• Goal of the exercise
Examine the entries and show every line in which the word "Request" is found.

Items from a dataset
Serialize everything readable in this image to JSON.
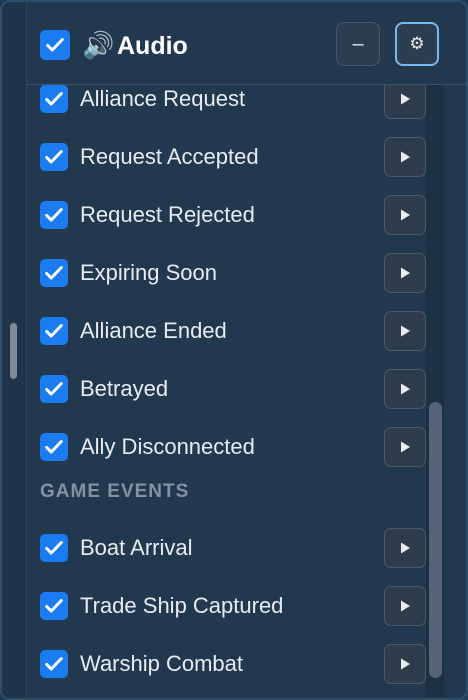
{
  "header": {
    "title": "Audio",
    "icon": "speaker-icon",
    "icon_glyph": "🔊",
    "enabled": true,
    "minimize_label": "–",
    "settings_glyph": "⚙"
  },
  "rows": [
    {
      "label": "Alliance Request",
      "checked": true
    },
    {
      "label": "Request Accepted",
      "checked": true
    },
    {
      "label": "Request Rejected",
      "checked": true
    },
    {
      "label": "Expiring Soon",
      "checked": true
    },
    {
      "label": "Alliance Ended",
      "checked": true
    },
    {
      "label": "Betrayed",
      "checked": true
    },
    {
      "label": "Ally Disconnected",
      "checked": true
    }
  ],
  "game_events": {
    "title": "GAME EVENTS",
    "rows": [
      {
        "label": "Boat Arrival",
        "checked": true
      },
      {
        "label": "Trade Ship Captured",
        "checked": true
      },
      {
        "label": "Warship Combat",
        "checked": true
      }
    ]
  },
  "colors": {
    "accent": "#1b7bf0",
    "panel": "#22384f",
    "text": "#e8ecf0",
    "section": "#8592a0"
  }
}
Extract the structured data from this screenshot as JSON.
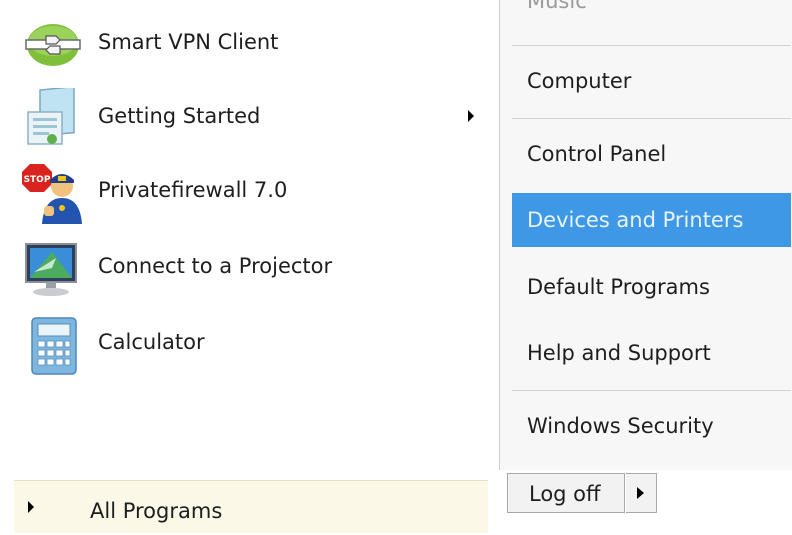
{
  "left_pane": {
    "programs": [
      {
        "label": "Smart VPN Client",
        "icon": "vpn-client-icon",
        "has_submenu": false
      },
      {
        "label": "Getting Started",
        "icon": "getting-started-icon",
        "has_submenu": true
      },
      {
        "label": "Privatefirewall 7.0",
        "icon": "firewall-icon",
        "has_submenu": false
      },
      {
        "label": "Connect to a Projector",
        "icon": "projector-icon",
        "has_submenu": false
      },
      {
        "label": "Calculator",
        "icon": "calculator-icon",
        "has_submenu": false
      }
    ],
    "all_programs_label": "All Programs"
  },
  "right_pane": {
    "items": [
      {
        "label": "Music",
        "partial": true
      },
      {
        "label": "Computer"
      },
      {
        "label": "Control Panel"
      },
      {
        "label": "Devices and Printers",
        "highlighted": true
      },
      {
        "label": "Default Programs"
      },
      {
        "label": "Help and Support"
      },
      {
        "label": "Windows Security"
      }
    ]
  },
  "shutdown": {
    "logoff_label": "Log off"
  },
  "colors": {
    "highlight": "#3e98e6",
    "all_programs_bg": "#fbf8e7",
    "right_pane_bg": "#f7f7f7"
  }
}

• Solution for this problem
      "label": "Alliance Request",
      "label": "Request Accepted",
      "label": "Request Rejected",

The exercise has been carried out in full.